* RECORDS FOR THIS TASK:
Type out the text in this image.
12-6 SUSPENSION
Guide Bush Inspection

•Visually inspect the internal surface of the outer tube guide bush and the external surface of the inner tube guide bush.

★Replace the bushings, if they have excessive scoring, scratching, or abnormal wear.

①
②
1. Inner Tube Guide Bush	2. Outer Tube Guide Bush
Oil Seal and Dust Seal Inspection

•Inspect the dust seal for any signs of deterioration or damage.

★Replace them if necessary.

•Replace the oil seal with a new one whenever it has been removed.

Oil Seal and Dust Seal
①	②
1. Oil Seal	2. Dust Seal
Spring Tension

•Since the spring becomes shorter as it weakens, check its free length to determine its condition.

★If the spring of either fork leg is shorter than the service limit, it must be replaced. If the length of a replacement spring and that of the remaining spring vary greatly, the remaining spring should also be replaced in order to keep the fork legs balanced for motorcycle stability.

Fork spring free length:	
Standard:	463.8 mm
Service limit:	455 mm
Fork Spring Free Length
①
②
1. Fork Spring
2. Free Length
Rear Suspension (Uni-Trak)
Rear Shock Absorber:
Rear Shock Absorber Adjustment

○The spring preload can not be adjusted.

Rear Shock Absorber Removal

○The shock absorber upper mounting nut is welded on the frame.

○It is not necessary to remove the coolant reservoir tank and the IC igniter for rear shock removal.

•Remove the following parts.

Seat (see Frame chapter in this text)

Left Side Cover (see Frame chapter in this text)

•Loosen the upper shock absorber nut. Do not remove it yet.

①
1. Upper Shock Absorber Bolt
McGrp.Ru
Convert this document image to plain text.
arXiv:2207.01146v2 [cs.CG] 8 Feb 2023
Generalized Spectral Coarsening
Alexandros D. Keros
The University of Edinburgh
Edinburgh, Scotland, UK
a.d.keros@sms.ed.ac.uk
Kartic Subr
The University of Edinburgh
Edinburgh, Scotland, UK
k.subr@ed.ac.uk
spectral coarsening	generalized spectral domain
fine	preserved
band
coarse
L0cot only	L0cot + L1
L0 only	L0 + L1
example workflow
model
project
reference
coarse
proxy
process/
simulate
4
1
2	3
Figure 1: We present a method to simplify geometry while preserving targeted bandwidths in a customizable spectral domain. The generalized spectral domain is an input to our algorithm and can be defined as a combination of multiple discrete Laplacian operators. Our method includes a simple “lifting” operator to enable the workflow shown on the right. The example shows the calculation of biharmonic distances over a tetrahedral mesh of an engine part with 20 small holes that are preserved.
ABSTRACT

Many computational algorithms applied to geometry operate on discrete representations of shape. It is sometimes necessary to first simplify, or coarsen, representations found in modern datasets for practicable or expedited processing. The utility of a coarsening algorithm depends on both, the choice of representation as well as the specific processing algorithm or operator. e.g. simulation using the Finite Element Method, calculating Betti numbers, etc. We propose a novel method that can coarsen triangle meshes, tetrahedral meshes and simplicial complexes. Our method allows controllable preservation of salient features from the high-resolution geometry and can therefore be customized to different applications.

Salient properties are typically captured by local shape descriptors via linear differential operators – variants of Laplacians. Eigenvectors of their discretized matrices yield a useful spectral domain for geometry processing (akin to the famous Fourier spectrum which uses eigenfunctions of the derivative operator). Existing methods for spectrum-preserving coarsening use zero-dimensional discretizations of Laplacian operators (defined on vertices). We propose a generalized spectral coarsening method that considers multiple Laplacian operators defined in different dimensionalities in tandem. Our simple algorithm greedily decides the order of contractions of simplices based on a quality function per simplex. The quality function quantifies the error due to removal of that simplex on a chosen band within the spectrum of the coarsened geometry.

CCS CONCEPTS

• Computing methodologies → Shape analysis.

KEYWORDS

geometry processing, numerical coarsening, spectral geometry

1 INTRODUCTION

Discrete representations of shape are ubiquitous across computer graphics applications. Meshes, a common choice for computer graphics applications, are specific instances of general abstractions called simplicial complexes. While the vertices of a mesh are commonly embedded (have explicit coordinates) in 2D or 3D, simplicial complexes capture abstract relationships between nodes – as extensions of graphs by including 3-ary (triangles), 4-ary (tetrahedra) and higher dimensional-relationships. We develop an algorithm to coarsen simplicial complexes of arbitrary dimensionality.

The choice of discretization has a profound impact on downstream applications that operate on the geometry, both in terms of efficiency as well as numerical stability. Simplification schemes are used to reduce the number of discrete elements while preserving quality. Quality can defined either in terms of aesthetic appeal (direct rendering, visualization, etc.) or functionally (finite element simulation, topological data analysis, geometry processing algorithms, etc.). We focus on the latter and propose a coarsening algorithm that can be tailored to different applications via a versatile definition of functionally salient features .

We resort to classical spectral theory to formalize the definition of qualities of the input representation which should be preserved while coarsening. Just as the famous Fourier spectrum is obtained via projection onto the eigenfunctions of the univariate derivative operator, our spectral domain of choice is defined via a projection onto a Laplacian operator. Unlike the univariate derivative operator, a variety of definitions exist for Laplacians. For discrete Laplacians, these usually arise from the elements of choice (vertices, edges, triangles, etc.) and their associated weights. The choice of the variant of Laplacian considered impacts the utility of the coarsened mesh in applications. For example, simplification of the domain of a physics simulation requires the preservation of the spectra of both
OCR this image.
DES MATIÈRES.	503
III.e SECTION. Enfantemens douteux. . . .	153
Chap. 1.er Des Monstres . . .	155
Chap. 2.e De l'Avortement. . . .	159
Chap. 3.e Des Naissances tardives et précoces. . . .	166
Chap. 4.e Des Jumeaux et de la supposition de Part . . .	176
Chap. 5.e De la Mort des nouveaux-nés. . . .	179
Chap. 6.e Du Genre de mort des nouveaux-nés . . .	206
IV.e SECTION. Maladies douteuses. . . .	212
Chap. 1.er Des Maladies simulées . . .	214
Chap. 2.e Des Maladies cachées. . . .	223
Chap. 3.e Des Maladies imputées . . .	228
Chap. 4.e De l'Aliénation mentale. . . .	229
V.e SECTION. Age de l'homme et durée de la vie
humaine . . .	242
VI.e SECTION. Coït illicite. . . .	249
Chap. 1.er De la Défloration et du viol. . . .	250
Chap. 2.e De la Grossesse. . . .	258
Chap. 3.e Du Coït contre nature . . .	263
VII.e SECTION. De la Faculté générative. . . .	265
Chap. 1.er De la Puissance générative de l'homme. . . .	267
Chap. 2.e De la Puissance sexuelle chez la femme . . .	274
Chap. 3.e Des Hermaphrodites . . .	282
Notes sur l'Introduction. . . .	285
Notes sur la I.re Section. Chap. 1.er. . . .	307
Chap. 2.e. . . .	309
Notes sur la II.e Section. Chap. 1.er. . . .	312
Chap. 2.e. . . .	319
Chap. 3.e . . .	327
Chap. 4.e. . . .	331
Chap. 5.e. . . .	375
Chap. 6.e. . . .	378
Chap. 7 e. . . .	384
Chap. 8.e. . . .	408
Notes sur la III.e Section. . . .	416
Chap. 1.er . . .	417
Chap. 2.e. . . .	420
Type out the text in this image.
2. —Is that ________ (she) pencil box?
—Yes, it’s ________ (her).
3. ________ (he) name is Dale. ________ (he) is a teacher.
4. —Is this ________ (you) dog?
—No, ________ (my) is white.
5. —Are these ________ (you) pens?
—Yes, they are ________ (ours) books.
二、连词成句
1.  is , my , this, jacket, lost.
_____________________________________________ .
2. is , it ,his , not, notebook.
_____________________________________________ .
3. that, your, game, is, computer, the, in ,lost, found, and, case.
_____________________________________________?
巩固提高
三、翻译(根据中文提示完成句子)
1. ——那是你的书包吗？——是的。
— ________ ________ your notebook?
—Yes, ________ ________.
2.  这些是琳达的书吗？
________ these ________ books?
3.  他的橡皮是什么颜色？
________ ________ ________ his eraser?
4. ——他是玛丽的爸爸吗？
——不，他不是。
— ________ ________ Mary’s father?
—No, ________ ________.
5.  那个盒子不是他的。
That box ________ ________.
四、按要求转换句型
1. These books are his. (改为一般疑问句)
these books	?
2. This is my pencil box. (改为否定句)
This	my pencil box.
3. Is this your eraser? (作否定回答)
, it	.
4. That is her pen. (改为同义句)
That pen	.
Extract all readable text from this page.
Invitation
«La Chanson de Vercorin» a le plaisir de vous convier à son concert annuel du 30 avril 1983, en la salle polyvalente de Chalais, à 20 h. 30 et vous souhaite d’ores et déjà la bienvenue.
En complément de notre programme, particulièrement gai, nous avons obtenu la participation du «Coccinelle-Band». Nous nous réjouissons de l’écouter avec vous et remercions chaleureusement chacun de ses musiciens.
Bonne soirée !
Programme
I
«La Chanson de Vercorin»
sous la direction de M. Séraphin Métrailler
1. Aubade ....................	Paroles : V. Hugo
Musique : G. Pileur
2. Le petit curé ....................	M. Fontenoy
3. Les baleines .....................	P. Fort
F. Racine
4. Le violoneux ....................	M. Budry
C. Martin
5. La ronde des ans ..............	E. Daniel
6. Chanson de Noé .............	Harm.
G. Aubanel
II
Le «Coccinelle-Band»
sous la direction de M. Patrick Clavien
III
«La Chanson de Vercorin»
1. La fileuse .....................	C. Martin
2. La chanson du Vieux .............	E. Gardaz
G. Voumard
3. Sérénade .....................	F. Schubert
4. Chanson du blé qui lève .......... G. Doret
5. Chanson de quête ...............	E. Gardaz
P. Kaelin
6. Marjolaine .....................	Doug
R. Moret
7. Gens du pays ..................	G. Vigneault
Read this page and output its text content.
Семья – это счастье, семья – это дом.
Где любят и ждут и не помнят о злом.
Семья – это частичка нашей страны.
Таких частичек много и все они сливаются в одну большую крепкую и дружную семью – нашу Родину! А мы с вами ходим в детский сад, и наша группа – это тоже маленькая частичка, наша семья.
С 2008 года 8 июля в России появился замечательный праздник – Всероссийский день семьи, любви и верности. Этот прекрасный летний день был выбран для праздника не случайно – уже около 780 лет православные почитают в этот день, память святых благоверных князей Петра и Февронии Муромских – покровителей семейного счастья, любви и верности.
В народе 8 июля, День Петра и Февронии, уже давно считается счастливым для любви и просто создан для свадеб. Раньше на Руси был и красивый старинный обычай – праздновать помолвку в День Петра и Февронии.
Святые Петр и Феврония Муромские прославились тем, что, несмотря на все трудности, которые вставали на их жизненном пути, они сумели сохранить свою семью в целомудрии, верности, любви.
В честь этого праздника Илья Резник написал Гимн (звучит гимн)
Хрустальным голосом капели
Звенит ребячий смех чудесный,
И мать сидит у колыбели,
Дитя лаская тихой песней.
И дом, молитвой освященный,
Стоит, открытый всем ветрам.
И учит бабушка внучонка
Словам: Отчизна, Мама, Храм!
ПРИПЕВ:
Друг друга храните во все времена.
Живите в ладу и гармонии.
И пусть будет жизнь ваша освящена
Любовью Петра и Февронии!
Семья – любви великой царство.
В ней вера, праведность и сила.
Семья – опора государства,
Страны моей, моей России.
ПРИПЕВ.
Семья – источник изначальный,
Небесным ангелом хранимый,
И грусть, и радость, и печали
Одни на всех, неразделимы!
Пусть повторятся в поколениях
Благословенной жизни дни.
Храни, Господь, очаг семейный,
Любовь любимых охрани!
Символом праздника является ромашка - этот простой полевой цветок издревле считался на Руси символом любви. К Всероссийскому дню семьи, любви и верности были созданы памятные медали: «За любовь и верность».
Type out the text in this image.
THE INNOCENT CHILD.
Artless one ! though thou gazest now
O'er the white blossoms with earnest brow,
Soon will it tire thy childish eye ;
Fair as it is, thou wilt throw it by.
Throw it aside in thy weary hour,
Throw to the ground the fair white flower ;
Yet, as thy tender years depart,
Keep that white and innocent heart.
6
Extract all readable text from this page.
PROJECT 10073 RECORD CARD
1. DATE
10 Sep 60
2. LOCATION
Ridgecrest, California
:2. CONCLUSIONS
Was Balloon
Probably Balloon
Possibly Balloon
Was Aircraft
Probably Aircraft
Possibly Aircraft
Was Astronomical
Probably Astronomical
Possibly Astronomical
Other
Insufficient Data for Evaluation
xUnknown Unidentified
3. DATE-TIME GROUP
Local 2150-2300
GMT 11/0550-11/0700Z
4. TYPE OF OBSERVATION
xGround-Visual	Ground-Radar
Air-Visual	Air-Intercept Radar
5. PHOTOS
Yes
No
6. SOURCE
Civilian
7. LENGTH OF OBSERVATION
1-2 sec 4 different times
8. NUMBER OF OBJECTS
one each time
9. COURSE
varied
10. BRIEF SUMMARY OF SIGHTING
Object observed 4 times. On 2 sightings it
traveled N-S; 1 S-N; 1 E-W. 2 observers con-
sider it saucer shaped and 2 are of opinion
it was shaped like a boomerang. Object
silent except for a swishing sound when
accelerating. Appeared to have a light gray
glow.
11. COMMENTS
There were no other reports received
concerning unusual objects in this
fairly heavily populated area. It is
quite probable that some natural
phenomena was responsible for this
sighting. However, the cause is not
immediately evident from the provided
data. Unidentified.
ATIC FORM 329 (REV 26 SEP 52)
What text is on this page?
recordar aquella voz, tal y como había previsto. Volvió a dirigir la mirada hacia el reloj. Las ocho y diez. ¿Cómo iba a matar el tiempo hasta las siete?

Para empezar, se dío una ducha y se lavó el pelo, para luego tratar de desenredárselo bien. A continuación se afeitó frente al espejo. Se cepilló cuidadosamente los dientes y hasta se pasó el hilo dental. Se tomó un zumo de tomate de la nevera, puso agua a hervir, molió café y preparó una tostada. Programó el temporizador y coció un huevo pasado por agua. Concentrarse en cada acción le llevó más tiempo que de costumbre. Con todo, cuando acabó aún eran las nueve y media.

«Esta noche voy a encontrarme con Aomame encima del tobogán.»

* TASK BRIEF: Write out again, exactly, the lines from the one holding "What text is on this page?" through the end of the listing, with both ends included.

* RESULT:
What text is on this page?
recordar aquella voz, tal y como había previsto. Volvió a dirigir la mirada hacia el reloj. Las ocho y diez. ¿Cómo iba a matar el tiempo hasta las siete?

Para empezar, se dío una ducha y se lavó el pelo, para luego tratar de desenredárselo bien. A continuación se afeitó frente al espejo. Se cepilló cuidadosamente los dientes y hasta se pasó el hilo dental. Se tomó un zumo de tomate de la nevera, puso agua a hervir, molió café y preparó una tostada. Programó el temporizador y coció un huevo pasado por agua. Concentrarse en cada acción le llevó más tiempo que de costumbre. Con todo, cuando acabó aún eran las nueve y media.

«Esta noche voy a encontrarme con Aomame encima del tobogán.»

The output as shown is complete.